→ **Stored items**
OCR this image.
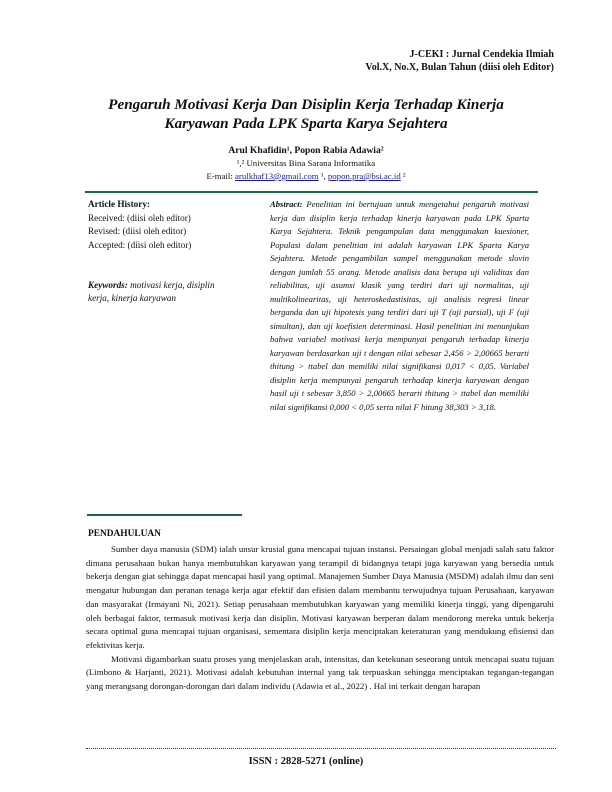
J-CEKI : Jurnal Cendekia Ilmiah
Vol.X, No.X, Bulan Tahun (diisi oleh Editor)
Pengaruh Motivasi Kerja Dan Disiplin Kerja Terhadap Kinerja
Karyawan Pada LPK Sparta Karya Sejahtera
Arul Khafidin¹, Popon Rabia Adawia²
¹,² Universitas Bina Sarana Informatika
E-mail: arulkhaf13@gmail.com ¹, popon.pra@bsi.ac.id ²
Article History:
Received: (diisi oleh editor)
Revised: (diisi oleh editor)
Accepted: (diisi oleh editor)
Keywords: motivasi kerja, disiplin kerja, kinerja karyawan
Abstract: Penelitian ini bertujuan untuk mengetahui pengaruh motivasi kerja dan disiplin kerja terhadap kinerja karyawan pada LPK Sparta Karya Sejahtera. Teknik pengumpulan data menggunakan kuesioner, Populasi dalam penelitian ini adalah karyawan LPK Sparta Karya Sejahtera. Metode pengambilan sampel menggunakan metode slovin dengan jumlah 55 orang. Metode analisis data berupa uji validitas dan reliabilitas, uji asumsi klasik yang terdiri dari uji normalitas, uji multikolinearitas, uji heteroskedastisitas, uji analisis regresi linear berganda dan uji hipotesis yang terdiri dari uji T (uji parsial), uji F (uji simultan), dan uji koefisien determinasi. Hasil penelitian ini menunjukan bahwa variabel motivasi kerja mempunyai pengaruh terhadap kinerja karyawan berdasarkan uji t dengan nilai sebesar 2,456 > 2,00665 berarti thitung > ttabel dan memiliki nilai signifikansi 0,017 < 0,05. Variabel disiplin kerja mempunyai pengaruh terhadap kinerja karyawan dengan hasil uji t sebesar 3,850 > 2,00665 berarti thitung > ttabel dan memiliki nilai signifikansi 0,000 < 0,05 serta nilai F hitung 38,303 > 3,18.
PENDAHULUAN

Sumber daya manusia (SDM) ialah unsur krusial guna mencapai tujuan instansi. Persaingan global menjadi salah satu faktor dimana perusahaan bukan hanya membutuhkan karyawan yang terampil di bidangnya tetapi juga karyawan yang bersedia untuk bekerja dengan giat sehingga dapat mencapai hasil yang optimal. Manajemen Sumber Daya Manusia (MSDM) adalah ilmu dan seni mengatur hubungan dan peranan tenaga kerja agar efektif dan efisien dalam membantu terwujudnya tujuan Perusahaan, karyawan dan masyarakat (Irmayani Ni, 2021). Setiap perusahaan membutuhkan karyawan yang memiliki kinerja tinggi, yang dipengaruhi oleh berbagai faktor, termasuk motivasi kerja dan disiplin. Motivasi karyawan berperan dalam mendorong mereka untuk bekerja secara optimal guna mencapai tujuan organisasi, sementara disiplin kerja menciptakan keteraturan yang mendukung efisiensi dan efektivitas kerja.

Motivasi digambarkan suatu proses yang menjelaskan arah, intensitas, dan ketekunan seseorang untuk mencapai suatu tujuan (Limbono & Harjanti, 2021). Motivasi adalah kebutuhan internal yang tak terpuaskan sehingga menciptakan tegangan-tegangan yang merangsang dorongan-dorongan dari dalam individu (Adawia et al., 2022) . Hal ini terkait dengan harapan

ISSN : 2828-5271 (online)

→ **Given exercise**
Pull out all lines of the data with the string "diisi".

→ **Written answer**
Vol.X, No.X, Bulan Tahun (diisi oleh Editor)
Received: (diisi oleh editor)
Revised: (diisi oleh editor)
Accepted: (diisi oleh editor)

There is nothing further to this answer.